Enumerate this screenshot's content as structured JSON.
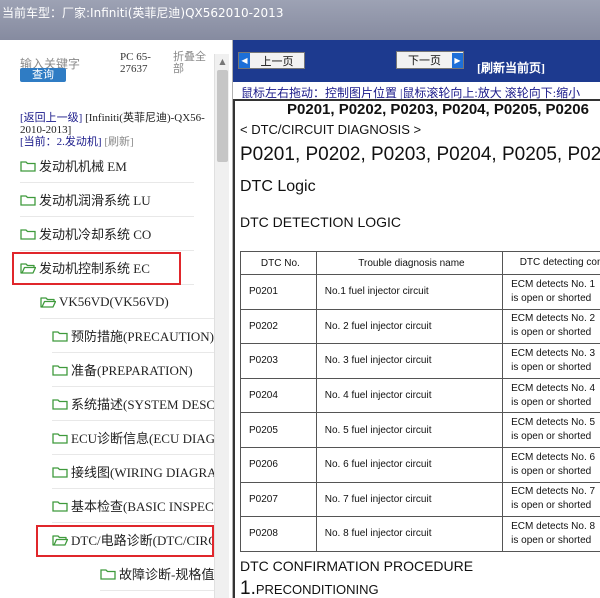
{
  "header": {
    "vehicle_label": "当前车型：",
    "vehicle_value": "厂家:Infiniti(英菲尼迪)QX562010-2013"
  },
  "sidebar": {
    "search_label": "输入关键字",
    "code": "PC 65-27637",
    "collapse_all": "折叠全部",
    "query_button": "查询",
    "crumb": {
      "back": "[返回上一级]",
      "path": "[Infiniti(英菲尼迪)-QX56-2010-2013]",
      "current_label": "[当前：",
      "current_value": "2.发动机]",
      "refresh": "[刷新]"
    },
    "items": [
      {
        "label": "发动机机械 EM"
      },
      {
        "label": "发动机润滑系统 LU"
      },
      {
        "label": "发动机冷却系统 CO"
      },
      {
        "label": "发动机控制系统 EC"
      },
      {
        "label": "VK56VD(VK56VD)"
      },
      {
        "label": "预防措施(PRECAUTION)"
      },
      {
        "label": "准备(PREPARATION)"
      },
      {
        "label": "系统描述(SYSTEM DESCRIPTION)"
      },
      {
        "label": "ECU诊断信息(ECU DIAGNOSIS)"
      },
      {
        "label": "接线图(WIRING DIAGRAM)"
      },
      {
        "label": "基本检查(BASIC INSPECTION)"
      },
      {
        "label": "DTC/电路诊断(DTC/CIRCUIT DIAGNOSIS)"
      },
      {
        "label": "故障诊断-规格值"
      }
    ]
  },
  "toolbar": {
    "prev_label": "上一页",
    "next_label": "下一页",
    "refresh_label": "[刷新当前页]",
    "hint": "鼠标左右拖动：控制图片位置 |鼠标滚轮向上:放大 滚轮向下:缩小"
  },
  "document": {
    "heading": "P0201, P0202, P0203, P0204, P0205, P0206",
    "section": "< DTC/CIRCUIT DIAGNOSIS >",
    "title": "P0201, P0202, P0203, P0204, P0205, P0206",
    "dtc_logic": "DTC Logic",
    "detection_logic": "DTC DETECTION LOGIC",
    "table": {
      "headers": [
        "DTC No.",
        "Trouble diagnosis name",
        "DTC detecting condition"
      ],
      "rows": [
        {
          "no": "P0201",
          "name": "No.1 fuel injector circuit",
          "cond1": "ECM detects No. 1",
          "cond2": "is open or shorted"
        },
        {
          "no": "P0202",
          "name": "No. 2 fuel injector circuit",
          "cond1": "ECM detects No. 2",
          "cond2": "is open or shorted"
        },
        {
          "no": "P0203",
          "name": "No. 3 fuel injector circuit",
          "cond1": "ECM detects No. 3",
          "cond2": "is open or shorted"
        },
        {
          "no": "P0204",
          "name": "No. 4 fuel injector circuit",
          "cond1": "ECM detects No. 4",
          "cond2": "is open or shorted"
        },
        {
          "no": "P0205",
          "name": "No. 5 fuel injector circuit",
          "cond1": "ECM detects No. 5",
          "cond2": "is open or shorted"
        },
        {
          "no": "P0206",
          "name": "No. 6 fuel injector circuit",
          "cond1": "ECM detects No. 6",
          "cond2": "is open or shorted"
        },
        {
          "no": "P0207",
          "name": "No. 7 fuel injector circuit",
          "cond1": "ECM detects No. 7",
          "cond2": "is open or shorted"
        },
        {
          "no": "P0208",
          "name": "No. 8 fuel injector circuit",
          "cond1": "ECM detects No. 8",
          "cond2": "is open or shorted"
        }
      ]
    },
    "confirm_title": "DTC CONFIRMATION PROCEDURE",
    "precond_num": "1.",
    "precond_text": "PRECONDITIONING"
  },
  "colors": {
    "highlight": "#e0262b",
    "toolbar_bg": "#1d3a8f",
    "button_blue": "#2f7cc4",
    "folder_green": "#3f9a3c"
  }
}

Exercise. Omit every picture, then repeat the remaining data exactly as it appears above.

Result.
Enumerate this screenshot's content as structured JSON.
{
  "header": {
    "vehicle_label": "当前车型：",
    "vehicle_value": "厂家:Infiniti(英菲尼迪)QX562010-2013"
  },
  "sidebar": {
    "search_label": "输入关键字",
    "code": "PC 65-27637",
    "collapse_all": "折叠全部",
    "query_button": "查询",
    "crumb": {
      "back": "[返回上一级]",
      "path": "[Infiniti(英菲尼迪)-QX56-2010-2013]",
      "current_label": "[当前：",
      "current_value": "2.发动机]",
      "refresh": "[刷新]"
    },
    "items": [
      {
        "label": "发动机机械 EM"
      },
      {
        "label": "发动机润滑系统 LU"
      },
      {
        "label": "发动机冷却系统 CO"
      },
      {
        "label": "发动机控制系统 EC"
      },
      {
        "label": "VK56VD(VK56VD)"
      },
      {
        "label": "预防措施(PRECAUTION)"
      },
      {
        "label": "准备(PREPARATION)"
      },
      {
        "label": "系统描述(SYSTEM DESCRIPTION)"
      },
      {
        "label": "ECU诊断信息(ECU DIAGNOSIS)"
      },
      {
        "label": "接线图(WIRING DIAGRAM)"
      },
      {
        "label": "基本检查(BASIC INSPECTION)"
      },
      {
        "label": "DTC/电路诊断(DTC/CIRCUIT DIAGNOSIS)"
      },
      {
        "label": "故障诊断-规格值"
      }
    ]
  },
  "toolbar": {
    "prev_label": "上一页",
    "next_label": "下一页",
    "refresh_label": "[刷新当前页]",
    "hint": "鼠标左右拖动：控制图片位置 |鼠标滚轮向上:放大 滚轮向下:缩小"
  },
  "document": {
    "heading": "P0201, P0202, P0203, P0204, P0205, P0206",
    "section": "< DTC/CIRCUIT DIAGNOSIS >",
    "title": "P0201, P0202, P0203, P0204, P0205, P0206",
    "dtc_logic": "DTC Logic",
    "detection_logic": "DTC DETECTION LOGIC",
    "table": {
      "headers": [
        "DTC No.",
        "Trouble diagnosis name",
        "DTC detecting condition"
      ],
      "rows": [
        {
          "no": "P0201",
          "name": "No.1 fuel injector circuit",
          "cond1": "ECM detects No. 1",
          "cond2": "is open or shorted"
        },
        {
          "no": "P0202",
          "name": "No. 2 fuel injector circuit",
          "cond1": "ECM detects No. 2",
          "cond2": "is open or shorted"
        },
        {
          "no": "P0203",
          "name": "No. 3 fuel injector circuit",
          "cond1": "ECM detects No. 3",
          "cond2": "is open or shorted"
        },
        {
          "no": "P0204",
          "name": "No. 4 fuel injector circuit",
          "cond1": "ECM detects No. 4",
          "cond2": "is open or shorted"
        },
        {
          "no": "P0205",
          "name": "No. 5 fuel injector circuit",
          "cond1": "ECM detects No. 5",
          "cond2": "is open or shorted"
        },
        {
          "no": "P0206",
          "name": "No. 6 fuel injector circuit",
          "cond1": "ECM detects No. 6",
          "cond2": "is open or shorted"
        },
        {
          "no": "P0207",
          "name": "No. 7 fuel injector circuit",
          "cond1": "ECM detects No. 7",
          "cond2": "is open or shorted"
        },
        {
          "no": "P0208",
          "name": "No. 8 fuel injector circuit",
          "cond1": "ECM detects No. 8",
          "cond2": "is open or shorted"
        }
      ]
    },
    "confirm_title": "DTC CONFIRMATION PROCEDURE",
    "precond_num": "1.",
    "precond_text": "PRECONDITIONING"
  },
  "colors": {
    "highlight": "#e0262b",
    "toolbar_bg": "#1d3a8f",
    "button_blue": "#2f7cc4",
    "folder_green": "#3f9a3c"
  }
}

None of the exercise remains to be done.